*Work to be completed*
Quote the listing below verbatim, leaving out any picture.

------------

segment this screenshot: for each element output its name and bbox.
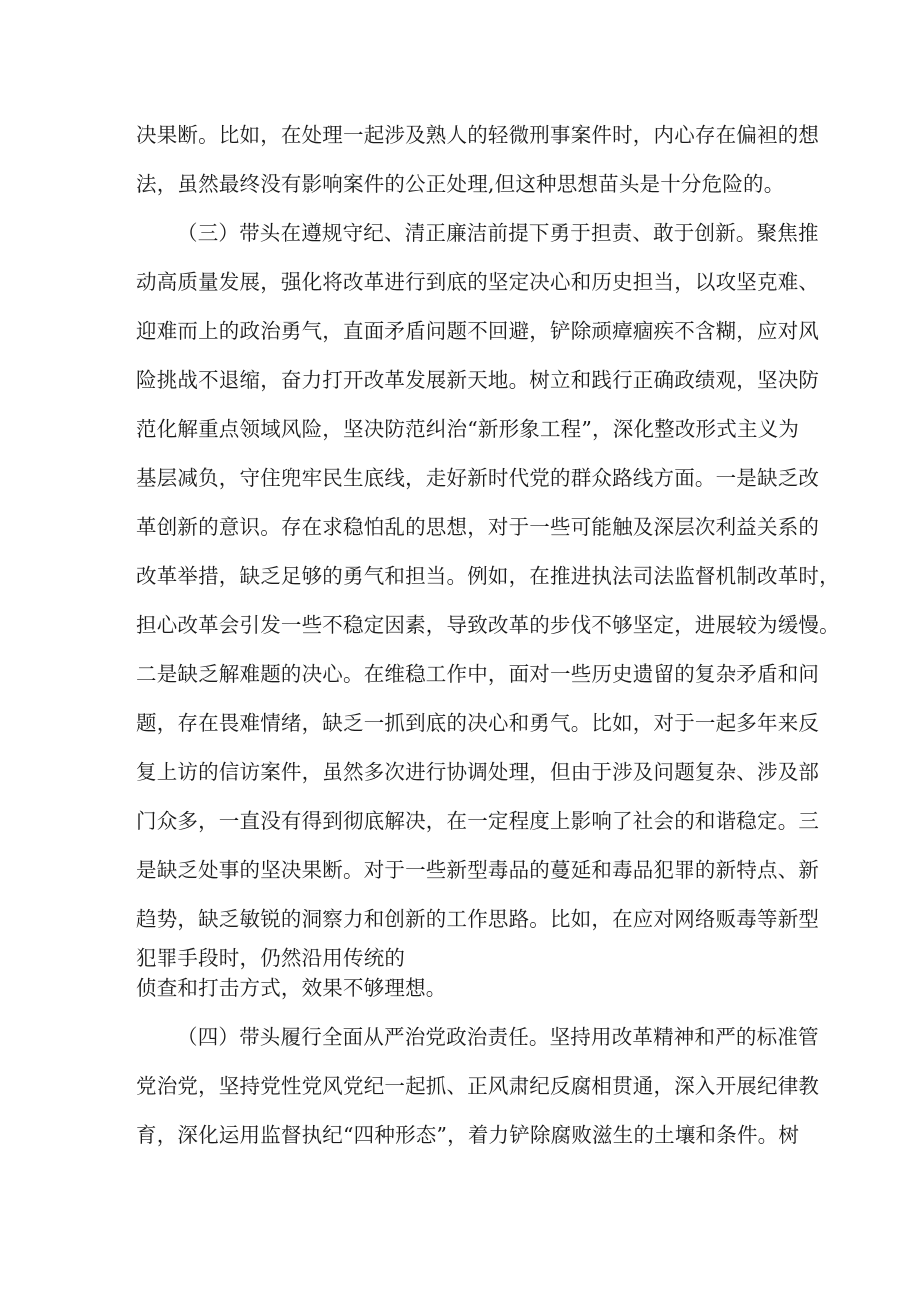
text-line: 范化解重点领域风险，坚决防范纠治“新形象工程”，深化整改形式主义为 <box>136 417 800 441</box>
text-line: 门众多，一直没有得到彻底解决，在一定程度上影响了社会的和谐稳定。三 <box>136 809 820 833</box>
text-line: 险挑战不退缩，奋力打开改革发展新天地。树立和践行正确政绩观，坚决防 <box>136 368 820 392</box>
text-line: 迎难而上的政治勇气，直面矛盾问题不回避，铲除顽瘴痼疾不含糊，应对风 <box>136 319 820 343</box>
text-line: 育，深化运用监督执纪“四种形态”，着力铲除腐败滋生的土壤和条件。树 <box>136 1123 800 1147</box>
text-line: 基层减负，守住兜牢民生底线，走好新时代党的群众路线方面。一是缺乏改 <box>136 466 820 490</box>
text-line: 是缺乏处事的坚决果断。对于一些新型毒品的蔓延和毒品犯罪的新特点、新 <box>136 858 820 882</box>
text-line: 党治党，坚持党性党风党纪一起抓、正风肃纪反腐相贯通，深入开展纪律教 <box>136 1074 820 1098</box>
text-line: 犯罪手段时，仍然沿用传统的 <box>136 946 406 970</box>
text-line: 趋势，缺乏敏锐的洞察力和创新的工作思路。比如，在应对网络贩毒等新型 <box>136 907 820 931</box>
text-line: 革创新的意识。存在求稳怕乱的思想，对于一些可能触及深层次利益关系的 <box>136 515 820 539</box>
text-line: 题，存在畏难情绪，缺乏一抓到底的决心和勇气。比如，对于一起多年来反 <box>136 711 820 735</box>
text-line: 复上访的信访案件，虽然多次进行协调处理，但由于涉及问题复杂、涉及部 <box>136 760 820 784</box>
text-line: 侦查和打击方式，效果不够理想。 <box>136 976 447 1000</box>
text-line: 改革举措，缺乏足够的勇气和担当。例如，在推进执法司法监督机制改革时， <box>136 564 840 588</box>
text-line: 法，虽然最终没有影响案件的公正处理,但这种思想苗头是十分危险的。 <box>136 172 785 196</box>
section-heading-line: （四）带头履行全面从严治党政治责任。坚持用改革精神和严的标准管 <box>177 1025 819 1049</box>
text-line: 担心改革会引发一些不稳定因素，导致改革的步伐不够坚定，进展较为缓慢。 <box>136 613 840 637</box>
text-line: 二是缺乏解难题的决心。在维稳工作中，面对一些历史遗留的复杂矛盾和问 <box>136 662 820 686</box>
text-line: 决果断。比如，在处理一起涉及熟人的轻微刑事案件时，内心存在偏袒的想 <box>136 123 820 147</box>
section-heading-line: （三）带头在遵规守纪、清正廉洁前提下勇于担责、敢于创新。聚焦推 <box>177 221 819 245</box>
text-line: 动高质量发展，强化将改革进行到底的坚定决心和历史担当，以攻坚克难、 <box>136 270 820 294</box>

------------

*Worked solution*
segment this screenshot: for each element output its name and bbox.
text-line: 范化解重点领域风险，坚决防范纠治“新形象工程”，深化整改形式主义为 <box>136 417 800 441</box>
text-line: 门众多，一直没有得到彻底解决，在一定程度上影响了社会的和谐稳定。三 <box>136 809 820 833</box>
text-line: 险挑战不退缩，奋力打开改革发展新天地。树立和践行正确政绩观，坚决防 <box>136 368 820 392</box>
text-line: 迎难而上的政治勇气，直面矛盾问题不回避，铲除顽瘴痼疾不含糊，应对风 <box>136 319 820 343</box>
text-line: 育，深化运用监督执纪“四种形态”，着力铲除腐败滋生的土壤和条件。树 <box>136 1123 800 1147</box>
text-line: 基层减负，守住兜牢民生底线，走好新时代党的群众路线方面。一是缺乏改 <box>136 466 820 490</box>
text-line: 是缺乏处事的坚决果断。对于一些新型毒品的蔓延和毒品犯罪的新特点、新 <box>136 858 820 882</box>
text-line: 党治党，坚持党性党风党纪一起抓、正风肃纪反腐相贯通，深入开展纪律教 <box>136 1074 820 1098</box>
text-line: 犯罪手段时，仍然沿用传统的 <box>136 946 406 970</box>
text-line: 趋势，缺乏敏锐的洞察力和创新的工作思路。比如，在应对网络贩毒等新型 <box>136 907 820 931</box>
text-line: 革创新的意识。存在求稳怕乱的思想，对于一些可能触及深层次利益关系的 <box>136 515 820 539</box>
text-line: 题，存在畏难情绪，缺乏一抓到底的决心和勇气。比如，对于一起多年来反 <box>136 711 820 735</box>
text-line: 复上访的信访案件，虽然多次进行协调处理，但由于涉及问题复杂、涉及部 <box>136 760 820 784</box>
text-line: 侦查和打击方式，效果不够理想。 <box>136 976 447 1000</box>
text-line: 改革举措，缺乏足够的勇气和担当。例如，在推进执法司法监督机制改革时， <box>136 564 840 588</box>
text-line: 法，虽然最终没有影响案件的公正处理,但这种思想苗头是十分危险的。 <box>136 172 785 196</box>
section-heading-line: （四）带头履行全面从严治党政治责任。坚持用改革精神和严的标准管 <box>177 1025 819 1049</box>
text-line: 担心改革会引发一些不稳定因素，导致改革的步伐不够坚定，进展较为缓慢。 <box>136 613 840 637</box>
text-line: 二是缺乏解难题的决心。在维稳工作中，面对一些历史遗留的复杂矛盾和问 <box>136 662 820 686</box>
text-line: 决果断。比如，在处理一起涉及熟人的轻微刑事案件时，内心存在偏袒的想 <box>136 123 820 147</box>
section-heading-line: （三）带头在遵规守纪、清正廉洁前提下勇于担责、敢于创新。聚焦推 <box>177 221 819 245</box>
text-line: 动高质量发展，强化将改革进行到底的坚定决心和历史担当，以攻坚克难、 <box>136 270 820 294</box>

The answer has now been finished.